======== Zitierter Text ========
Die Überwindung der Kluft. Von P. Bernward Deneke FSSP

„Die Lebenswirklichkeit und die kirchliche Lehre klaffen in Sachen Sexualität weit auseinander.“ Natürlich! Und weiter: „Es ist eine wachsende Kluft zwischen der wissenschaftlichen Theologie und dem Lehramt festzustellen.“ Nicht zu vergessen: „Die Kirche droht den Anschluss an die Gesellschaft zu verlieren.“ So drückt sich ein x-beliebiger Vertreter des Fachs „Moraltheologie“ aus, einer von vielen, die seit Jahrzehnten ungefähr dasselbe von sich geben, seit einigen Jahren allerdings noch lautstärker als zuvor.

Man versteht diese Theologen. Es gibt ja dem Gefühl ihrer eigenen Wichtigkeit Auftrieb, wenn sie sich als Vermittler zwischen dem Lehramt und dem „Menschen von heute“ betrachten können. Ihnen kommt es dann zu, die Kluft zwischen der „Lebenswirklichkeit“ und der kirchlichen Lehre zu schließen. Und sie werden dadurch zu Rettern der Kirche, die ohne den Anschluss an die Gesellschaft früher oder später in die Bedeutungslosigkeit abdriften müsste.

Wie aber wollen die Theologen die Kluft schließen? Indem sie sie kleiner machen. Nicht mehr hunderte Meter, sondern allenfalls wenige Zentimeter sollen zwischen der einen und der anderen Seite liegen. Und in welcher Richtung soll diese Annäherung geschehen? Drei Möglichkeiten bestehen: Entweder bewegen sich beide Seiten aufeinander zu, oder jeweils eine Seite macht sich auf den Weg zur anderen. Welcher Variante besagte Theologen wohl den Vorzug geben? Dreimal darf geraten werden!
======== Gespeicherte Einträge ========
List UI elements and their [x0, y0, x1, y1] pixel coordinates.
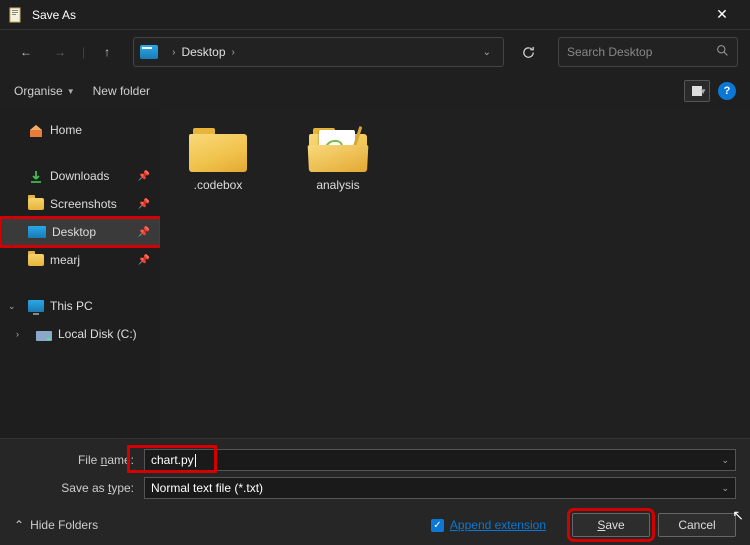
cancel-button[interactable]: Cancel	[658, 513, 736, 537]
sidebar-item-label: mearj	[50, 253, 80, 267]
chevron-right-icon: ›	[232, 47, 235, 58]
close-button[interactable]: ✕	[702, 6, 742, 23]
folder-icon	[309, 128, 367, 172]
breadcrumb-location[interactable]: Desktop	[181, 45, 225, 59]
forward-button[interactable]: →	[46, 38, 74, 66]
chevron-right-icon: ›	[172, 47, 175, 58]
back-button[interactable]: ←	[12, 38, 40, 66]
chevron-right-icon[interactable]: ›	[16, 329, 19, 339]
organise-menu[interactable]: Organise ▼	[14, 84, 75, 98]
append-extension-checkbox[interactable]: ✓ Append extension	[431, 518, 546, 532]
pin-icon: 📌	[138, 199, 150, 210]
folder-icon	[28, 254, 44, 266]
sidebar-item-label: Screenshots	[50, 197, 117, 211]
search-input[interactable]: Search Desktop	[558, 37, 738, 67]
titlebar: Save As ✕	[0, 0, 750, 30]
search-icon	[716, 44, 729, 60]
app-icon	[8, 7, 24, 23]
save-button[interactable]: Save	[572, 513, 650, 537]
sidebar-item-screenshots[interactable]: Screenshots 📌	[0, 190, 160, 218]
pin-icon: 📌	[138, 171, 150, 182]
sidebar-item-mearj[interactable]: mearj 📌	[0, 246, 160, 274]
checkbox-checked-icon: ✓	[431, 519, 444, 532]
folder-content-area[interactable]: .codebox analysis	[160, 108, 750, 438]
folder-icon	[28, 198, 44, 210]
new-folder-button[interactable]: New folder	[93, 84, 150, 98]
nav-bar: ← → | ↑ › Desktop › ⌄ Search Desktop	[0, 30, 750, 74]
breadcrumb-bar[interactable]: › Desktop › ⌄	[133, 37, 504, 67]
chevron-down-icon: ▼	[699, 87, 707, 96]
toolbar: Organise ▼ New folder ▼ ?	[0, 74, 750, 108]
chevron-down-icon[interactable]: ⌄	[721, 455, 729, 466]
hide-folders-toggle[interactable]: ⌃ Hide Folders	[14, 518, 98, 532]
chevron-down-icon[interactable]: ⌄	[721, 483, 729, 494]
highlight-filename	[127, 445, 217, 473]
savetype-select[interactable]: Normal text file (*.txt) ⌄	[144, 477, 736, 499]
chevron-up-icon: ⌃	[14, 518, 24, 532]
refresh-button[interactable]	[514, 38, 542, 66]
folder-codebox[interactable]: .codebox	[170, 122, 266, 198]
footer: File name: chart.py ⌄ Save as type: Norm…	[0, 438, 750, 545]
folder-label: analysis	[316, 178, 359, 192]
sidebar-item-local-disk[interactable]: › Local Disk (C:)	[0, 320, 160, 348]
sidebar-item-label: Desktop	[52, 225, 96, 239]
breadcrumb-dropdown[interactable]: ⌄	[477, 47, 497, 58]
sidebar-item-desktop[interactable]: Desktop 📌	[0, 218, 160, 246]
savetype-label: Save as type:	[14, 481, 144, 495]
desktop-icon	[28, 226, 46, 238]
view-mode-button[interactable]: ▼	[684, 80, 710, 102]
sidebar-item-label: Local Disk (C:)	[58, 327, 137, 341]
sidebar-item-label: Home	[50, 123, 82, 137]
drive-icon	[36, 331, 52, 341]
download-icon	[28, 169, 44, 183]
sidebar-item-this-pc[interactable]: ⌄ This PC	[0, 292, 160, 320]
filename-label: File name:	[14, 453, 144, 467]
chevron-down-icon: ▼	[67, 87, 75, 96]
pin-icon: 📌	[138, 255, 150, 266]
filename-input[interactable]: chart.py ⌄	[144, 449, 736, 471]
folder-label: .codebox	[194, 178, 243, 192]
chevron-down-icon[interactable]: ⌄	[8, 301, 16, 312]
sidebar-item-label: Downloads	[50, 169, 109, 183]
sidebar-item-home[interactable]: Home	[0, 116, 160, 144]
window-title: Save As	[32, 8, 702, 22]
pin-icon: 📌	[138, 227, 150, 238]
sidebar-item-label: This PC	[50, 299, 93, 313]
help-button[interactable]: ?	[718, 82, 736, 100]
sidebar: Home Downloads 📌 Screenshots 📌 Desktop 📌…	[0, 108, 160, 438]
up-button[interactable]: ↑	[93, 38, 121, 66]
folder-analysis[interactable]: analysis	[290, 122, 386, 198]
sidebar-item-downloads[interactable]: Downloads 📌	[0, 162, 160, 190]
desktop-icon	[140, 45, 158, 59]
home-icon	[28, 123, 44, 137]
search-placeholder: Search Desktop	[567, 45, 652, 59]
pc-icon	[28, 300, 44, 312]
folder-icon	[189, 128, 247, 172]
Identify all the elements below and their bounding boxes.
========
======== Gespeicherte Einträge ========
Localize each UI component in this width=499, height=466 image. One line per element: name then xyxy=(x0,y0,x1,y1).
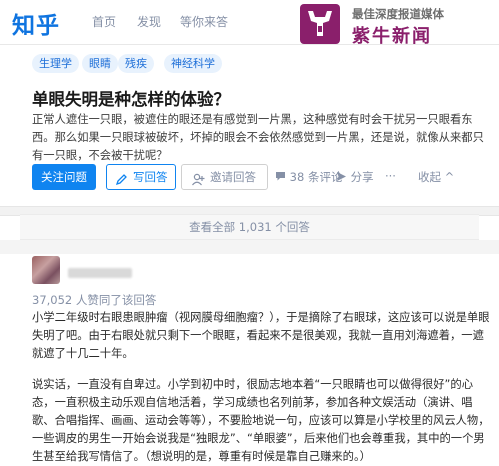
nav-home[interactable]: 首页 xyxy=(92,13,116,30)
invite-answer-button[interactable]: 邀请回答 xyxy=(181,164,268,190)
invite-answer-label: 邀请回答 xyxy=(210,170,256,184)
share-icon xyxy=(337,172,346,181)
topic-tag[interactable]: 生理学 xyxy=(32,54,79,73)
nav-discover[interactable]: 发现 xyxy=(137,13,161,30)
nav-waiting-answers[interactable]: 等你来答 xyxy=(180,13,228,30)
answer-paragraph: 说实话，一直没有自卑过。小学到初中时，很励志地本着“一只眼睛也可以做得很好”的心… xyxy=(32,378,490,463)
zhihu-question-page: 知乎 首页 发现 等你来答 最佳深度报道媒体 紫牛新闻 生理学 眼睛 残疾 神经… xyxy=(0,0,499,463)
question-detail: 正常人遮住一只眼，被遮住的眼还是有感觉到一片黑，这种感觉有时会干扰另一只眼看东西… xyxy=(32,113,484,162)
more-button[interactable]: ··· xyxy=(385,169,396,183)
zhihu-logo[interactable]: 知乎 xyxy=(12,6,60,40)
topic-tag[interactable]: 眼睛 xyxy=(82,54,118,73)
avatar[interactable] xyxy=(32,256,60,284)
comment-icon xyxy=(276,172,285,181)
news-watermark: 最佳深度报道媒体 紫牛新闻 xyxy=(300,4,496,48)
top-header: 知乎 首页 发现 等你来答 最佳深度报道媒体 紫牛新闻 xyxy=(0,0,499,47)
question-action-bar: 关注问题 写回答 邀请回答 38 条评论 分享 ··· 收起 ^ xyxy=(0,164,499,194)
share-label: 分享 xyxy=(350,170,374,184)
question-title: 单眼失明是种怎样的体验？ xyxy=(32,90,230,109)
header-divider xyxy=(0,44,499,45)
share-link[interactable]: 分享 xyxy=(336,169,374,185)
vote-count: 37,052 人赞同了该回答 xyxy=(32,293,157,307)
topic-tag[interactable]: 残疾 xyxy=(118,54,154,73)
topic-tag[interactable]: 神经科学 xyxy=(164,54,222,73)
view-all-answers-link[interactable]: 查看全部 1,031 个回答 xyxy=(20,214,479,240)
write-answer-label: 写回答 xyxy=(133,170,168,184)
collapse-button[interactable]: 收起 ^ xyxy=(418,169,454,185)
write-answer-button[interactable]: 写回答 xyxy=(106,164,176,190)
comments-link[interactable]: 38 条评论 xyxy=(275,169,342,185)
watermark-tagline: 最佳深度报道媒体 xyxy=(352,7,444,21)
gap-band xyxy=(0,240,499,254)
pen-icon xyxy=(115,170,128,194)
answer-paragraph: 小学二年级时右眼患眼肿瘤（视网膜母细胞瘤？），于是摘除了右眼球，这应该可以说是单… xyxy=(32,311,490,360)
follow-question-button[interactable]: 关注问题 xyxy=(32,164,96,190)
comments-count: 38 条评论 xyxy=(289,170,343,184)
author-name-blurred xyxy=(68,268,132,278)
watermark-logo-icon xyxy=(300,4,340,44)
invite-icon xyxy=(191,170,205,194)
========
======== Gespeicherte Einträge ========
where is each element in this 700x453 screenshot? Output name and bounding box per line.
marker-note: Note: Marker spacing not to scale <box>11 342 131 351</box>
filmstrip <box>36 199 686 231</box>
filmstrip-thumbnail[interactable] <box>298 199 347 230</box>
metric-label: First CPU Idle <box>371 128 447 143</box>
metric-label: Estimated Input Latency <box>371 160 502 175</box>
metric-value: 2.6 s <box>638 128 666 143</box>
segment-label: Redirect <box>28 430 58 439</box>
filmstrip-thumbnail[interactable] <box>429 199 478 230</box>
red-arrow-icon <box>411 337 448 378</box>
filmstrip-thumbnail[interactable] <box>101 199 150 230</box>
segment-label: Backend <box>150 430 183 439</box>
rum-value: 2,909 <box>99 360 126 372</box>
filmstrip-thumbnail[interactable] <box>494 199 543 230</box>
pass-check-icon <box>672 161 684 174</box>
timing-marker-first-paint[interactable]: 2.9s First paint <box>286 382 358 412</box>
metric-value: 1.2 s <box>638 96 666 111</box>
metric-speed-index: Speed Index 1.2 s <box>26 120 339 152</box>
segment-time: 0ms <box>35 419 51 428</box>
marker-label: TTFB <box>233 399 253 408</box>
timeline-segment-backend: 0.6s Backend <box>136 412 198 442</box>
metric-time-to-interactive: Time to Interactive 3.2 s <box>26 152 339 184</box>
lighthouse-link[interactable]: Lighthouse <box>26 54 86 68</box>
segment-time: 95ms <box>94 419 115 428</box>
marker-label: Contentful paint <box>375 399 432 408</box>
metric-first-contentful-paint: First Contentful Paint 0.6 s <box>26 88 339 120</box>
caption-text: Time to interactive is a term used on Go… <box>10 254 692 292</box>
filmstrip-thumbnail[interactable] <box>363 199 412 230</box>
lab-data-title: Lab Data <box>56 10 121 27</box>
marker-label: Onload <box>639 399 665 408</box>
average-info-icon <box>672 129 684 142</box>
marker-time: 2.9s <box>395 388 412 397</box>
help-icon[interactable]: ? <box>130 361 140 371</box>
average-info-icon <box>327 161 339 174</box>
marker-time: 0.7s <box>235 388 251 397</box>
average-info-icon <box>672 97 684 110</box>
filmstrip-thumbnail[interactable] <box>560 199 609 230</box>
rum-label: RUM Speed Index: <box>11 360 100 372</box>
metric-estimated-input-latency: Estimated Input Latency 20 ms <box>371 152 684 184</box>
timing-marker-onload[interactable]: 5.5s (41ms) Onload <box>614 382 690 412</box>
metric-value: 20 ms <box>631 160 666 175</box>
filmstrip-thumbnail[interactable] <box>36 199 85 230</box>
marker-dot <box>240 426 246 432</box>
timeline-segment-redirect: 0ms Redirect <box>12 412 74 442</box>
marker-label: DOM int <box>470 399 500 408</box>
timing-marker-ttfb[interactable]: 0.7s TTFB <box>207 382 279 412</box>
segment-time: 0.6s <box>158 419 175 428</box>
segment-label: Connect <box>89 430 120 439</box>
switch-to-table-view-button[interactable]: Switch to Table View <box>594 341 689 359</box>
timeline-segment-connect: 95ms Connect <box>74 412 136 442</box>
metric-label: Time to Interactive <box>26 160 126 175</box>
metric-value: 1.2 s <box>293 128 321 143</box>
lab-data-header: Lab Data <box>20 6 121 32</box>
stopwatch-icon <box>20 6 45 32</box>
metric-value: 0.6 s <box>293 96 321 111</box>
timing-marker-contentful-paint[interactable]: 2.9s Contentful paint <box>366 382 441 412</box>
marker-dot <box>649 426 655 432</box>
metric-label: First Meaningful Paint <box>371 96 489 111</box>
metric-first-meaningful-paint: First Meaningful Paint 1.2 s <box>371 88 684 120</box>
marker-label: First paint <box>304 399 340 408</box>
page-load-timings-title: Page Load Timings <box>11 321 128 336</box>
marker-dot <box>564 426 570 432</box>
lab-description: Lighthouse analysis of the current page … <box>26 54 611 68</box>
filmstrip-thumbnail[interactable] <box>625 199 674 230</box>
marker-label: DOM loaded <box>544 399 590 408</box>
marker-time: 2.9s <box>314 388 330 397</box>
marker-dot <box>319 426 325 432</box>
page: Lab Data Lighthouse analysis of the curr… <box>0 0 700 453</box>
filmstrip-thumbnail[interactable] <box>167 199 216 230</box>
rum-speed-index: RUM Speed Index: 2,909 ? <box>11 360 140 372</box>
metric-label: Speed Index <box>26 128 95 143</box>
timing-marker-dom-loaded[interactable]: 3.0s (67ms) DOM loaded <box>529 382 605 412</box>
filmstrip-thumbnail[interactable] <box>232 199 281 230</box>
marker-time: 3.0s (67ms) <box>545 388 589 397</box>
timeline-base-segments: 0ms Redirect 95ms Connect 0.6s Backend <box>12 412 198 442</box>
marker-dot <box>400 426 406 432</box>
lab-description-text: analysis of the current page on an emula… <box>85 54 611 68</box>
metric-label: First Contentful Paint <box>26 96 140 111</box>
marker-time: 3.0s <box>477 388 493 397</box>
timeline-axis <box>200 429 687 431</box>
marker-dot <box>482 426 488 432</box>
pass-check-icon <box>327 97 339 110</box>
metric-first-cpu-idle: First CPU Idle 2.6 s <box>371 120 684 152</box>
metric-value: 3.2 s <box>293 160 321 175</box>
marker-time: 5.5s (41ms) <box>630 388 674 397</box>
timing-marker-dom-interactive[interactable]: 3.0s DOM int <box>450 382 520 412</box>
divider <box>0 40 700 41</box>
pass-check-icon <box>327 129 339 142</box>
========
__Aufgabe und Vorgaben__. Schreiben Sie den Text über die Kluft zwischen Lebenswirklichkeit und kirchlicher Lehre im Anschluss an seinen letzten Satz weiter.

__Lösung der Aufgabe__.
Interessanterweise sprechen sie nämlich selten bis nie davon, dass der vielbeschworene „Mensch von heute“ zum vollen Glauben und der ihm entsprechenden Sittlichkeit geführt werden müsse. Das Wort „Bekehrung“ wird bei ihnen allenfalls im Blick auf das Lehramt verwendet: Dieses arg zurückgebliebene Gebilde muss sich der heutigen „Lebenswirklichkeit“ öffnen, sie respektieren, akzeptieren, honorieren. Die Kirche soll endlich erklären, dass sich „zwei Menschen auch jenseits der Ehe auf eine menschlich authentische, freie und respektvolle Weise lieben können" – wobei mit „Liebe“ hier nicht die Tugend der christlichen Nächstenliebe (Caritas, Agape), sondern die sinnliche, leidenschaftliche, sexuelle Liebe (Amor, Eros) gemeint ist.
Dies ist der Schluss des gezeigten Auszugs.